◆ **What is asked**: List all lines in the material below that contain "subcategoría".

══════

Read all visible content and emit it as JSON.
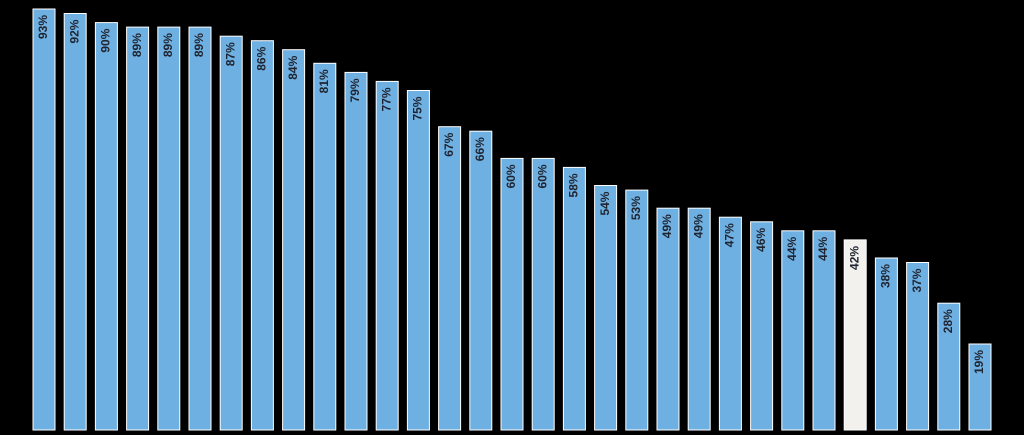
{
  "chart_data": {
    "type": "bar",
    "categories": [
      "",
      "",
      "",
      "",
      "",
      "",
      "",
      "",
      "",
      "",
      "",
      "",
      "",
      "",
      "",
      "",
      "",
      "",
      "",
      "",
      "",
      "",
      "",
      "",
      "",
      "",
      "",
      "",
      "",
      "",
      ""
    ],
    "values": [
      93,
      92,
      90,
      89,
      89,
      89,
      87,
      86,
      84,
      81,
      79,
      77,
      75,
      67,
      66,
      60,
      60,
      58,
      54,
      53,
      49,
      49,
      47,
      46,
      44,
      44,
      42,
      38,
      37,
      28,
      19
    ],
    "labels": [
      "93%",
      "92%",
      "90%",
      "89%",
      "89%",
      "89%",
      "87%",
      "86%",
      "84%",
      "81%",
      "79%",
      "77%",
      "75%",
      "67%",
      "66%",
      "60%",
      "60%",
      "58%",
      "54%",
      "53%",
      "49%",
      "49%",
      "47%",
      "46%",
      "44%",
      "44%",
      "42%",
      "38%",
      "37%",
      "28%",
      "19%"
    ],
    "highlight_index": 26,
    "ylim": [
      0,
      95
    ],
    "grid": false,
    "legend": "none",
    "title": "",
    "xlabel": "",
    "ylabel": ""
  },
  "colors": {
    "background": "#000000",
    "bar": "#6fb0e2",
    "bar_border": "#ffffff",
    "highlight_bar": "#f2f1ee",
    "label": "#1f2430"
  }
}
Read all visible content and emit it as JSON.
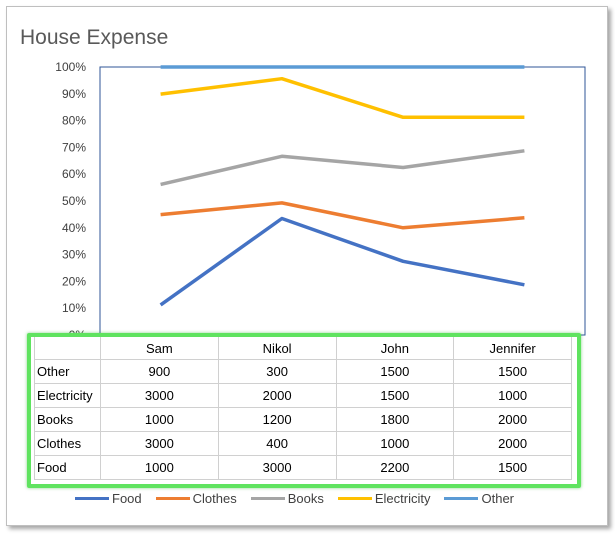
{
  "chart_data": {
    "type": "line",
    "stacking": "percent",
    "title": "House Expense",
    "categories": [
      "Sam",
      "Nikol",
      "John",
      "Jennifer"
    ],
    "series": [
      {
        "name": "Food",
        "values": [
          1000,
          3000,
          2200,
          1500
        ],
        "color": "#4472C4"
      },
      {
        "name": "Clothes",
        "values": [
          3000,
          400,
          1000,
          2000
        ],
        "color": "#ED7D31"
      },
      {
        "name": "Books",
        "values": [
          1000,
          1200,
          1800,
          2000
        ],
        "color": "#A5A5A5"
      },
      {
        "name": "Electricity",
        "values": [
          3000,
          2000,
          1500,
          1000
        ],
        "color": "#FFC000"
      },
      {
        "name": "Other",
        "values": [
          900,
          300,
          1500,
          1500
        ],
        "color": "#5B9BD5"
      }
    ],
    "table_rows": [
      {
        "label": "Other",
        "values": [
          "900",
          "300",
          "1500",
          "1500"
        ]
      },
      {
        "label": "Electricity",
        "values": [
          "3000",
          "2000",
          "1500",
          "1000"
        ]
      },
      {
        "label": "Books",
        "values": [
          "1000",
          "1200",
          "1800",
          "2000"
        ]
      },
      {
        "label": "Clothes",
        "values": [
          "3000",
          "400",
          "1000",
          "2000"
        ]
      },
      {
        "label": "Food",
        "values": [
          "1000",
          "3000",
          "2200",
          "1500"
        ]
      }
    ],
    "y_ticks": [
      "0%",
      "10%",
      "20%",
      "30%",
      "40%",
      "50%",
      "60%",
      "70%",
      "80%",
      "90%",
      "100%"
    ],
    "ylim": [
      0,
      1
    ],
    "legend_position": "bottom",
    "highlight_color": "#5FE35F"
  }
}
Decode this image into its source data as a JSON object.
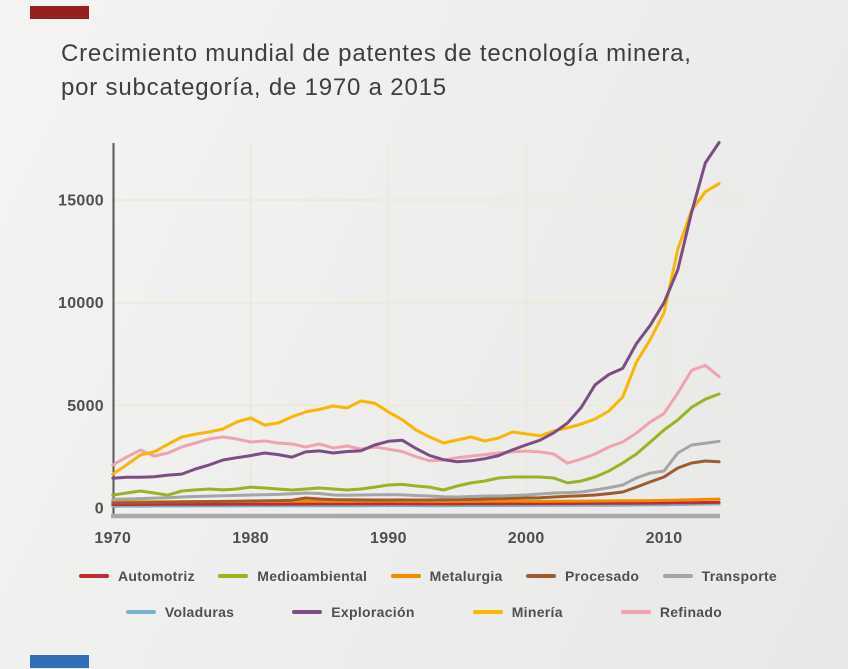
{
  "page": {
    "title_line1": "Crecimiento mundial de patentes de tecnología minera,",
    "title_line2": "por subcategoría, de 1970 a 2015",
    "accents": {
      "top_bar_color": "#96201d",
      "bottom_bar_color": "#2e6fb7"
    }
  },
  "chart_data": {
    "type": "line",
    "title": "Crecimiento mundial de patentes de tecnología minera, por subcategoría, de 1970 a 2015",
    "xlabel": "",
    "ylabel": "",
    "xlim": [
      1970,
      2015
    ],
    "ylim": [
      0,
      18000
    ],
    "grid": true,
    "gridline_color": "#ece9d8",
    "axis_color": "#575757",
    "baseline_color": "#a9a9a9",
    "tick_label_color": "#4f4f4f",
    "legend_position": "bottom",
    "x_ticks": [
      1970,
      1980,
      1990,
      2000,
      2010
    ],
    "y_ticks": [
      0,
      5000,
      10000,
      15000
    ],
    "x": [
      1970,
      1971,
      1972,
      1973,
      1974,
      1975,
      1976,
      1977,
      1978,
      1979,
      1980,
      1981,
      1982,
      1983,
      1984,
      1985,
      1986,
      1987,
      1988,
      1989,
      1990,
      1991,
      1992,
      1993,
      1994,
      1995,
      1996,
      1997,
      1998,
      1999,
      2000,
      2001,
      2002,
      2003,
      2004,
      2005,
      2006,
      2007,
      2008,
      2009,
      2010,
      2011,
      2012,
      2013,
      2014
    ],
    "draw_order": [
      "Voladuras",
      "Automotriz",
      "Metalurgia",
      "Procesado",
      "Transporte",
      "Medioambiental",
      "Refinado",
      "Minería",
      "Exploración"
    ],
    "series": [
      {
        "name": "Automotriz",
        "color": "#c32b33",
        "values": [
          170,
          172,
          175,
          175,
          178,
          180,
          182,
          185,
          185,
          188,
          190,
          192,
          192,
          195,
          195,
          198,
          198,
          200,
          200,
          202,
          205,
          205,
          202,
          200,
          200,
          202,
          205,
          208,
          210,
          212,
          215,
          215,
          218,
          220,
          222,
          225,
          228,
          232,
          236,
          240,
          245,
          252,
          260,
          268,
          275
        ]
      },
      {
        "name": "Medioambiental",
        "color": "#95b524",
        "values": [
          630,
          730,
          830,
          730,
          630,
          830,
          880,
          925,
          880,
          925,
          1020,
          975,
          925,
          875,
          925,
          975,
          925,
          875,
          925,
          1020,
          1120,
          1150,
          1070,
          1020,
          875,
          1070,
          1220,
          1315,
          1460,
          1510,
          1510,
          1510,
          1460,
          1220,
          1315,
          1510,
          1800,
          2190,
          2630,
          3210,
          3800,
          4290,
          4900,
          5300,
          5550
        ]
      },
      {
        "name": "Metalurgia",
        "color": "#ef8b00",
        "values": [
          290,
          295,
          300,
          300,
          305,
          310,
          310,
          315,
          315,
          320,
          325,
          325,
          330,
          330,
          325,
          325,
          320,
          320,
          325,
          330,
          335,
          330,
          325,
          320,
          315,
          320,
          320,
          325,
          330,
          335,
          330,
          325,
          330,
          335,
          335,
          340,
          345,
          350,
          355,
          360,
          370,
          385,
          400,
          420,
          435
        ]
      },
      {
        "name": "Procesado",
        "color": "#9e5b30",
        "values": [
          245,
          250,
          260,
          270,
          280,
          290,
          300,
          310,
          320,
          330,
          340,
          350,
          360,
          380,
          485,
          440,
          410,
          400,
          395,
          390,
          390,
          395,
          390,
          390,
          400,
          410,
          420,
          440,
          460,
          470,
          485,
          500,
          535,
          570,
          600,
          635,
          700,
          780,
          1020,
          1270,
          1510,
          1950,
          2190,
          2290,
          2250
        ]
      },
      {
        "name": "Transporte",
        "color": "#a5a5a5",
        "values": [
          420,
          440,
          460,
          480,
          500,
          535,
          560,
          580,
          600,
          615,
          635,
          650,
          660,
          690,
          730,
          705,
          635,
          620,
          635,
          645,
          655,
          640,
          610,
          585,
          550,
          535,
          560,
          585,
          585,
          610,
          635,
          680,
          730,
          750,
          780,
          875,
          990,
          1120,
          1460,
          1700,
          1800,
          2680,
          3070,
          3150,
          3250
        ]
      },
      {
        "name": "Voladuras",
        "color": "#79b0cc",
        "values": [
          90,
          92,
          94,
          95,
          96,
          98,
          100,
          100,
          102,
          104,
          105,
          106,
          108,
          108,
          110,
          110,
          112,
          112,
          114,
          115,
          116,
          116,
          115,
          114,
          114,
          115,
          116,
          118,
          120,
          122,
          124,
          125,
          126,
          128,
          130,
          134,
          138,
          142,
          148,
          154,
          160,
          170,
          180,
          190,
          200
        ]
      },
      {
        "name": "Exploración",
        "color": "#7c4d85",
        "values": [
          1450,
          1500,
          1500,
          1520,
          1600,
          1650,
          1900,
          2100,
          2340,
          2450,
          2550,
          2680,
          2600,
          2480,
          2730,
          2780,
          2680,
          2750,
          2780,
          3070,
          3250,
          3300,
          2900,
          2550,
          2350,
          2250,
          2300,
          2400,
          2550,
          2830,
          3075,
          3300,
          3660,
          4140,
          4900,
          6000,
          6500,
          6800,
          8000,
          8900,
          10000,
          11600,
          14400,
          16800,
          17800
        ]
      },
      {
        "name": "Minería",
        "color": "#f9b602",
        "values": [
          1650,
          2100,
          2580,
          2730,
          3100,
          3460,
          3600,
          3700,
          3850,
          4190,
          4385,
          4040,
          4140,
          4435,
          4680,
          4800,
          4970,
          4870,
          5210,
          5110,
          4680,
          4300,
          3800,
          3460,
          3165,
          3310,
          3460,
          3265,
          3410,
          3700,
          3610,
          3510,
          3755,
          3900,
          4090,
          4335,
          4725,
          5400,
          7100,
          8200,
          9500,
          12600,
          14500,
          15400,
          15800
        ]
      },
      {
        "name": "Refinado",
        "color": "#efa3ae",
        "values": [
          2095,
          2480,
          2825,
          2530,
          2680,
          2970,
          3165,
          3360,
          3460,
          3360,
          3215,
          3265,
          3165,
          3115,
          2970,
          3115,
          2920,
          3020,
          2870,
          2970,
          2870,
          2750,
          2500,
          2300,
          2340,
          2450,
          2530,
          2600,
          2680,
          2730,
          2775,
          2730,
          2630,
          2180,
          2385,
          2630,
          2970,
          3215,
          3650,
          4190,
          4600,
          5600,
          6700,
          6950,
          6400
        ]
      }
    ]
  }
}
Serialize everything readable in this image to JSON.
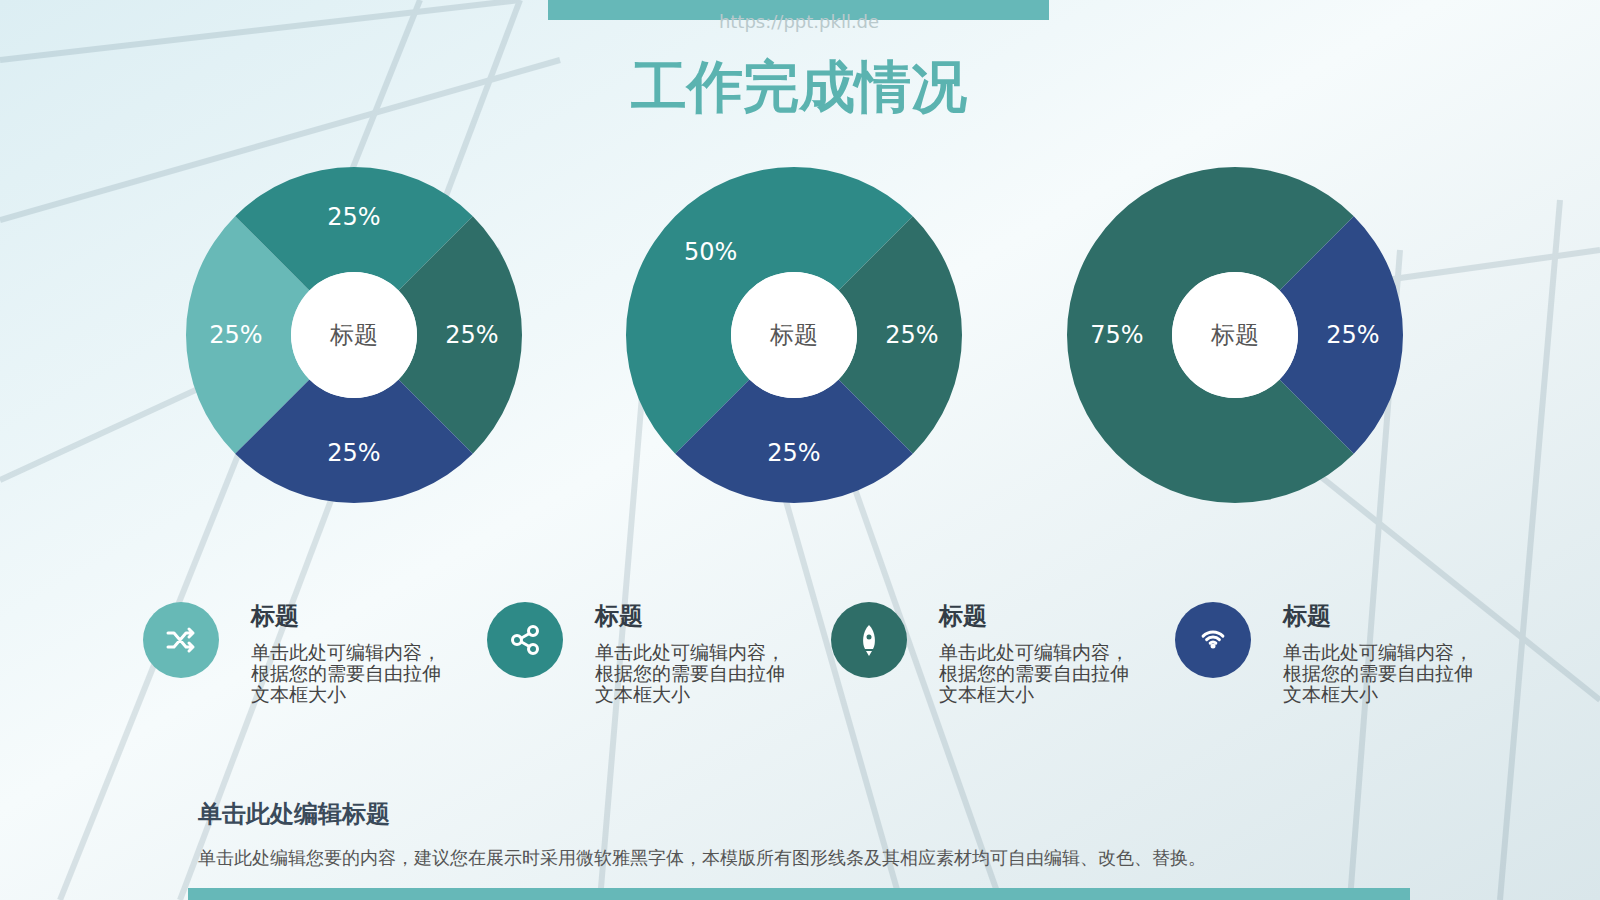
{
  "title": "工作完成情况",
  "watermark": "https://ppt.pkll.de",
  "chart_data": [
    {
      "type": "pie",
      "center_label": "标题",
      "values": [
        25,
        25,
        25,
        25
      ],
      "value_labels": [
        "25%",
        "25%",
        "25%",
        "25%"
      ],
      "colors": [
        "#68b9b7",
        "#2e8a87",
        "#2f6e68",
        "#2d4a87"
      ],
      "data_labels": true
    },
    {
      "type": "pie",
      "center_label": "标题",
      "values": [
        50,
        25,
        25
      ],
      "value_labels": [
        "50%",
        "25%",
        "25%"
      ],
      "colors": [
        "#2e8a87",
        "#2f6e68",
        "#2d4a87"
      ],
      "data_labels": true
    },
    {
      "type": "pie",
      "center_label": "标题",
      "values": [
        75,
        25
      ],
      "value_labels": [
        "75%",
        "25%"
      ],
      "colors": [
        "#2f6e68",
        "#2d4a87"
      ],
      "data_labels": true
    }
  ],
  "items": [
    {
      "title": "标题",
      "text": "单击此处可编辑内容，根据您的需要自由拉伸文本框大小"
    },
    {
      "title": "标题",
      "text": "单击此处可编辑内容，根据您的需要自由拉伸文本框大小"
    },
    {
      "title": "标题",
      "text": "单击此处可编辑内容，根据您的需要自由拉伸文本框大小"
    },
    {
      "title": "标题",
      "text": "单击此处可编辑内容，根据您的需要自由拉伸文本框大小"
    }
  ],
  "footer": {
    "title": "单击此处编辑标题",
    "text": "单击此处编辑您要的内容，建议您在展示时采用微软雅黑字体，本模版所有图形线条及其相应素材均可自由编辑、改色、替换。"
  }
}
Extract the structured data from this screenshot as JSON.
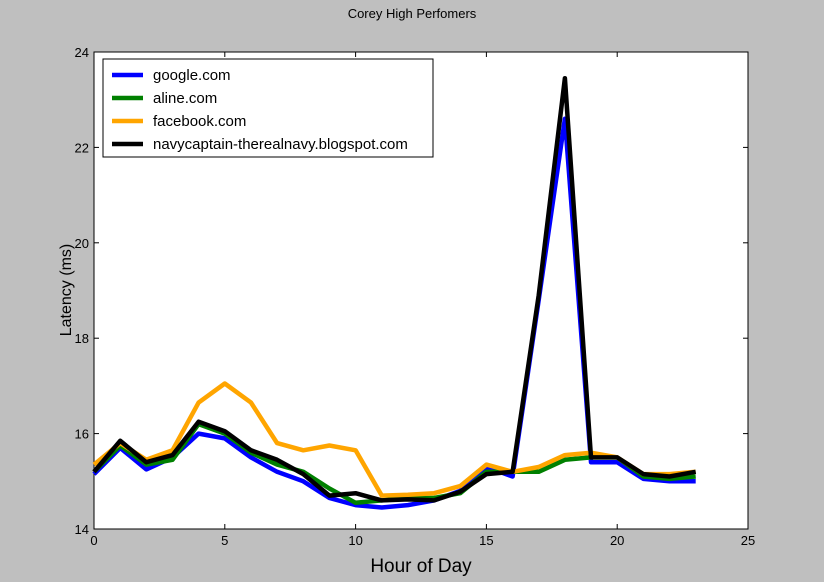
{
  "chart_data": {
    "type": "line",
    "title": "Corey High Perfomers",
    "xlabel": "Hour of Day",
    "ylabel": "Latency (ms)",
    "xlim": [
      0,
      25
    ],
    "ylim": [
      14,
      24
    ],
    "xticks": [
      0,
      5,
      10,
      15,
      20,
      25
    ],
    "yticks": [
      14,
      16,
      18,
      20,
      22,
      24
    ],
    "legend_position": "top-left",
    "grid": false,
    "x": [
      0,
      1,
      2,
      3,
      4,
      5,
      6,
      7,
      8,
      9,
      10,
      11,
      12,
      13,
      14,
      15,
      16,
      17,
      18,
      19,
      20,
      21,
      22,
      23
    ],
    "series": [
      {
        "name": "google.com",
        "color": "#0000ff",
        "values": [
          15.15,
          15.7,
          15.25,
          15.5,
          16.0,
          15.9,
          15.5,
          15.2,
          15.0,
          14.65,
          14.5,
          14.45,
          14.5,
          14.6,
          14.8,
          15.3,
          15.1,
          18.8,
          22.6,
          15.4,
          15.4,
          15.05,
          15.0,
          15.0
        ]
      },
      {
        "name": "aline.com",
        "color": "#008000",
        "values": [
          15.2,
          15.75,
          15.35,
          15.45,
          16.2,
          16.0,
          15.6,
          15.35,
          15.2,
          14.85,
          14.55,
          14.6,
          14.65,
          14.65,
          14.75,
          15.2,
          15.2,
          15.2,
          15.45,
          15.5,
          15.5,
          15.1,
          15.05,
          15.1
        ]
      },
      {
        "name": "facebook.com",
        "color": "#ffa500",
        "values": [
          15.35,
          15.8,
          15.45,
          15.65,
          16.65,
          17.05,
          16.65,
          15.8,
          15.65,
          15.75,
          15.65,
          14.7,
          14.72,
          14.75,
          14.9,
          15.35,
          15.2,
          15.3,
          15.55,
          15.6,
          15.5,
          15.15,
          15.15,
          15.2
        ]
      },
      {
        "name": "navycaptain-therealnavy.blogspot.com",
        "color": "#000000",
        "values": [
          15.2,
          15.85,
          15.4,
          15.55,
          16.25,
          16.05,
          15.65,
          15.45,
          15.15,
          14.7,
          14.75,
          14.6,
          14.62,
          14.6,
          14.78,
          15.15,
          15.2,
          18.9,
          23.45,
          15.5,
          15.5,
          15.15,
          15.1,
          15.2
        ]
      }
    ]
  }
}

══════

◆ **Response**:
    "title_line2": "por subcategoría, de 1970 a 2015",
    "title": "Crecimiento mundial de patentes de tecnología minera, por subcategoría, de 1970 a 2015",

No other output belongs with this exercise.